• **Task description**:
Find and return each line containing "đích".

***** Data lines *****

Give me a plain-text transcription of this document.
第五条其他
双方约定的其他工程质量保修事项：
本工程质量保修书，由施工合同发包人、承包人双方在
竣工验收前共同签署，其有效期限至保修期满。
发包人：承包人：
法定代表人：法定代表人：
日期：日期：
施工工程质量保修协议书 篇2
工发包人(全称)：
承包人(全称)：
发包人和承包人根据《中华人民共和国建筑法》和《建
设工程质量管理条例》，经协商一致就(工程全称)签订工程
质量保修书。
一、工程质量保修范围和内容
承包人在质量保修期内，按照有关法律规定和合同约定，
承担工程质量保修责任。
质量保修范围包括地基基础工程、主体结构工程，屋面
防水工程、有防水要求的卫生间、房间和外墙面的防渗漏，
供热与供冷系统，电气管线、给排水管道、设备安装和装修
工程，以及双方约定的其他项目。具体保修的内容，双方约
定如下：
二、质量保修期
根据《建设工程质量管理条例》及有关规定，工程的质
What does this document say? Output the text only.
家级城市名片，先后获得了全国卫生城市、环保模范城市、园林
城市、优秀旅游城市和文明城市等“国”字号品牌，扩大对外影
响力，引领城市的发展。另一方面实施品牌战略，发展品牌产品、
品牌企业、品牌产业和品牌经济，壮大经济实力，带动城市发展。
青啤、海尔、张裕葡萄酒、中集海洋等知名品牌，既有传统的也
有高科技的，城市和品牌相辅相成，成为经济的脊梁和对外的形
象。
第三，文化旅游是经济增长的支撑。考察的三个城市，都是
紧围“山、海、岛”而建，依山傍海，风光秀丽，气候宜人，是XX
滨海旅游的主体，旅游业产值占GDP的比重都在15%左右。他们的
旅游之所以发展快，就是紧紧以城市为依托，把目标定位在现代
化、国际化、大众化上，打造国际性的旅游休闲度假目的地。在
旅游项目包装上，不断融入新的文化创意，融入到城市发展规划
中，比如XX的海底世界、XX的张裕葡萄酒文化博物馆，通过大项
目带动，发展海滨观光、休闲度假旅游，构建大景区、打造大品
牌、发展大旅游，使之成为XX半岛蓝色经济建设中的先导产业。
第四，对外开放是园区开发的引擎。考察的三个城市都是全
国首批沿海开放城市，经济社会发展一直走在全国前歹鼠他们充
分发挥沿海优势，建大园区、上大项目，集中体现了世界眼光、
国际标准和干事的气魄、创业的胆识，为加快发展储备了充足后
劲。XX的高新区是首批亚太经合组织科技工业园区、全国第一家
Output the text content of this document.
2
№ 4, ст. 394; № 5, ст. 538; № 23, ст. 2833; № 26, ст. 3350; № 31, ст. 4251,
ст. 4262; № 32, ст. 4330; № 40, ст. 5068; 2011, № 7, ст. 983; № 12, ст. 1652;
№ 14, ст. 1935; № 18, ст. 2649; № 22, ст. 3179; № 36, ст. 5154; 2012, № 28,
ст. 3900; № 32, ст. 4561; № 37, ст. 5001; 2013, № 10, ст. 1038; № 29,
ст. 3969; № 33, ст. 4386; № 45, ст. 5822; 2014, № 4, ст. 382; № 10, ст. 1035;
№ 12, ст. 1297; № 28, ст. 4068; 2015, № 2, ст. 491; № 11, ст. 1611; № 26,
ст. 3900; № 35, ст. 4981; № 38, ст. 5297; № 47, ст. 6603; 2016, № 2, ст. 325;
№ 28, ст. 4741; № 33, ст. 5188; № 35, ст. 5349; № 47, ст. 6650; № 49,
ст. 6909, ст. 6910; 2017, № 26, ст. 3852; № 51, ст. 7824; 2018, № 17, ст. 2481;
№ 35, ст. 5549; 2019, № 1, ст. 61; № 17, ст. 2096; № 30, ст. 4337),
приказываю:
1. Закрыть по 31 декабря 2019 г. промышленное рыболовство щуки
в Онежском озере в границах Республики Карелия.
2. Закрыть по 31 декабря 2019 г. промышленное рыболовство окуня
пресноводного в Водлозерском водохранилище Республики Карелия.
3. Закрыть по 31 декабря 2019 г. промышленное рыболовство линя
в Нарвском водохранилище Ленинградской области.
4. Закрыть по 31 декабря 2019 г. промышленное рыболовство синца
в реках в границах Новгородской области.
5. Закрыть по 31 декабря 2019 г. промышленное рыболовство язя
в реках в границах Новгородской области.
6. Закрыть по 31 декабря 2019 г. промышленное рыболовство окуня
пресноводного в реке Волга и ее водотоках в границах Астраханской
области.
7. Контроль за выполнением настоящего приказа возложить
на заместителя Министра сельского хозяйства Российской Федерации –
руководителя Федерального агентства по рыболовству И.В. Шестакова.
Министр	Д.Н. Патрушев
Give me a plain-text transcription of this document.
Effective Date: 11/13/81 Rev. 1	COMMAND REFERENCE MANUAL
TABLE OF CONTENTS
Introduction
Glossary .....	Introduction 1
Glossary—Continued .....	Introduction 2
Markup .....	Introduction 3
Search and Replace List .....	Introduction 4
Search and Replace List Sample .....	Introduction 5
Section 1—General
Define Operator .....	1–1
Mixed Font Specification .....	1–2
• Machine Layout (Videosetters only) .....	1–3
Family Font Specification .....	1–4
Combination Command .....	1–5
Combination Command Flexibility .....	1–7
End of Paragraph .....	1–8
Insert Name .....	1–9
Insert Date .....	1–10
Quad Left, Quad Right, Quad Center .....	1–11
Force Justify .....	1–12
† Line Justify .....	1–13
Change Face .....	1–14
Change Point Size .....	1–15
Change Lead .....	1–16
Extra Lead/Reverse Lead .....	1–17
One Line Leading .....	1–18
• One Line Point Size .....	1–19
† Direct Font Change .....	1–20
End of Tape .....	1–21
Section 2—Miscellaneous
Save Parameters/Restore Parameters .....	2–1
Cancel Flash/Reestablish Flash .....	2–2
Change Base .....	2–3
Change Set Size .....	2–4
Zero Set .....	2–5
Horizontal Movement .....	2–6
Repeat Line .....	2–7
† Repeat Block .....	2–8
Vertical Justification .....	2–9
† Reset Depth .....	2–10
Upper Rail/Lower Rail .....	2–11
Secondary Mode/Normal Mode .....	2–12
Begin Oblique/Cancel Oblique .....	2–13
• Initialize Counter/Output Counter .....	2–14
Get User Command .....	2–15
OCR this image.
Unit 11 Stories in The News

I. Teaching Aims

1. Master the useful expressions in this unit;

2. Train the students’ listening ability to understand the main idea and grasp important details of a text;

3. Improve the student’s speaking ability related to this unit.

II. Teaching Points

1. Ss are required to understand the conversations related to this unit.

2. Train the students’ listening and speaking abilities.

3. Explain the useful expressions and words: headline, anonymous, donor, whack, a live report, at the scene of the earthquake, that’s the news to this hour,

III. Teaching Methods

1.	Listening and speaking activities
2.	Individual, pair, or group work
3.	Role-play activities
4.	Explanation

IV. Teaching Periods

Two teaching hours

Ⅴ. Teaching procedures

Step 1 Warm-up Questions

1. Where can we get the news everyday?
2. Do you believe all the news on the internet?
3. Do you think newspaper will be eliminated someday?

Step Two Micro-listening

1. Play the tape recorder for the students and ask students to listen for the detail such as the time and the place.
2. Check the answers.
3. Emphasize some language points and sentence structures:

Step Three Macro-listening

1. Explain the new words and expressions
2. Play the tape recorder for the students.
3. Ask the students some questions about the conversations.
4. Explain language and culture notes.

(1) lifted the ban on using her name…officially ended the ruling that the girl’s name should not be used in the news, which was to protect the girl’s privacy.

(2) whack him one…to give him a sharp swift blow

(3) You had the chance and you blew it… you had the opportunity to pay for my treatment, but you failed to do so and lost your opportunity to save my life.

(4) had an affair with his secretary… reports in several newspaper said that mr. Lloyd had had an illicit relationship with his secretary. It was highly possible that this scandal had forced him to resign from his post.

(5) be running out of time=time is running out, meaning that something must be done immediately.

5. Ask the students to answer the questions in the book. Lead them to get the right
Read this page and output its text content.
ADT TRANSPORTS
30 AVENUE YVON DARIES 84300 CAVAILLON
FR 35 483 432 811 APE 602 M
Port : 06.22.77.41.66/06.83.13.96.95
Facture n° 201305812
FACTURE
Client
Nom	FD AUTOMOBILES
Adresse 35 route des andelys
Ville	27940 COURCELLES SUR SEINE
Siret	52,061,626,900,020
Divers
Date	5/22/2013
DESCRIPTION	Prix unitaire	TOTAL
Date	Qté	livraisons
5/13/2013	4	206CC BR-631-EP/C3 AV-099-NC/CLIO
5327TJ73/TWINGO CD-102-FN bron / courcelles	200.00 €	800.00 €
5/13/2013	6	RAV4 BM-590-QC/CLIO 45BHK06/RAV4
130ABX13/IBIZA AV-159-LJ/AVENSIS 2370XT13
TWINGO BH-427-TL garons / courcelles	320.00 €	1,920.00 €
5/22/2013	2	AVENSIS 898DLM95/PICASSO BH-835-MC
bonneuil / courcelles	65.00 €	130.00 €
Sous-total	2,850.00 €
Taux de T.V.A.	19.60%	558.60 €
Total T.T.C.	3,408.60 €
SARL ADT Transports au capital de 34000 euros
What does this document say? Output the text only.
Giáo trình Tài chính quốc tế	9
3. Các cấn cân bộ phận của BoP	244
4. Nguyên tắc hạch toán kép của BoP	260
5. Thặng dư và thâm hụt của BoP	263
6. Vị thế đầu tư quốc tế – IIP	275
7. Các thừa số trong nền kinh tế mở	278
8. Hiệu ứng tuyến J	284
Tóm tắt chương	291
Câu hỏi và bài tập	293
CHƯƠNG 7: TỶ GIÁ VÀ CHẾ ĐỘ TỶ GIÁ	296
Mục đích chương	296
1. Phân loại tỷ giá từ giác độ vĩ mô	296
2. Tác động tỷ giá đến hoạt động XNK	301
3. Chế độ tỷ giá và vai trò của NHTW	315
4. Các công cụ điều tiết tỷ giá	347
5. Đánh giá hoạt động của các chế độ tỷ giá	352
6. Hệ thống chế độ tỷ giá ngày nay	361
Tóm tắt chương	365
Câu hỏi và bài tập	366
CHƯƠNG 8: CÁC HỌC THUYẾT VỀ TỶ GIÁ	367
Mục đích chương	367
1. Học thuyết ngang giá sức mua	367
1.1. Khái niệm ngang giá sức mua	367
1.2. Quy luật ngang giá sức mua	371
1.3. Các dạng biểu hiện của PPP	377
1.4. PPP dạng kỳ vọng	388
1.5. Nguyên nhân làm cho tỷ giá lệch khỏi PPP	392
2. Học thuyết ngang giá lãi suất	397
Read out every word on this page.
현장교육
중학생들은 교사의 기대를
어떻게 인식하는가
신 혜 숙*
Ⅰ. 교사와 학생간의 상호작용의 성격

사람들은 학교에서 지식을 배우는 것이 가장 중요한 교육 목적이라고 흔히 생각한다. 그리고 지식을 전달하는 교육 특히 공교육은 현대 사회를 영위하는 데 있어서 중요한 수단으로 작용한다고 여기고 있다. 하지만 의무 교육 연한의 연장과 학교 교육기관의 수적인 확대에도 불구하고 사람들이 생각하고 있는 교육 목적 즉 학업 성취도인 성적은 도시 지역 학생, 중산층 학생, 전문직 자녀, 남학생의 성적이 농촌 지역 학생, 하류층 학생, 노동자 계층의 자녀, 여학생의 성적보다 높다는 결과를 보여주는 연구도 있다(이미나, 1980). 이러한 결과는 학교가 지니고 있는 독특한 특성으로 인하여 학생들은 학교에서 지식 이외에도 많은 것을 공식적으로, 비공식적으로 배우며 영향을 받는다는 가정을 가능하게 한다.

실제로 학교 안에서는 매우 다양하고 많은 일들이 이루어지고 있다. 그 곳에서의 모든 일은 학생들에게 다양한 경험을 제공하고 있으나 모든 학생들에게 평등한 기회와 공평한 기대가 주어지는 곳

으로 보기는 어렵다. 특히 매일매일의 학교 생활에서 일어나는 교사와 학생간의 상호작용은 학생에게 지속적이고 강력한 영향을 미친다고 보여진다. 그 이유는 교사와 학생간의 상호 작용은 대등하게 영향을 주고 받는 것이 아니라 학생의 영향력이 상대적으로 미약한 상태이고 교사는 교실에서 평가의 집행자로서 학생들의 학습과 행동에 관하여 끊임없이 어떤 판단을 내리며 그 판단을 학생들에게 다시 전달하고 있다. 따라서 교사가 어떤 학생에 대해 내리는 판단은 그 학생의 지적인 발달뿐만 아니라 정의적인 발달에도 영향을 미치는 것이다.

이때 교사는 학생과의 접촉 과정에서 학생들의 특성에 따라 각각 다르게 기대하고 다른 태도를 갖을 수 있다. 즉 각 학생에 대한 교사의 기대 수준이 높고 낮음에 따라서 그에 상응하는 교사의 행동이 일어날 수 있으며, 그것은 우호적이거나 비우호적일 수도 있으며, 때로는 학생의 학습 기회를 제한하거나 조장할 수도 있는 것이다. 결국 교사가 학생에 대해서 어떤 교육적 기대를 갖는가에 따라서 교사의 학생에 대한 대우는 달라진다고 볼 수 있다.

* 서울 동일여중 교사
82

*****

• **Solution for this problem**:
Mục đích chương	296
Mục đích chương	367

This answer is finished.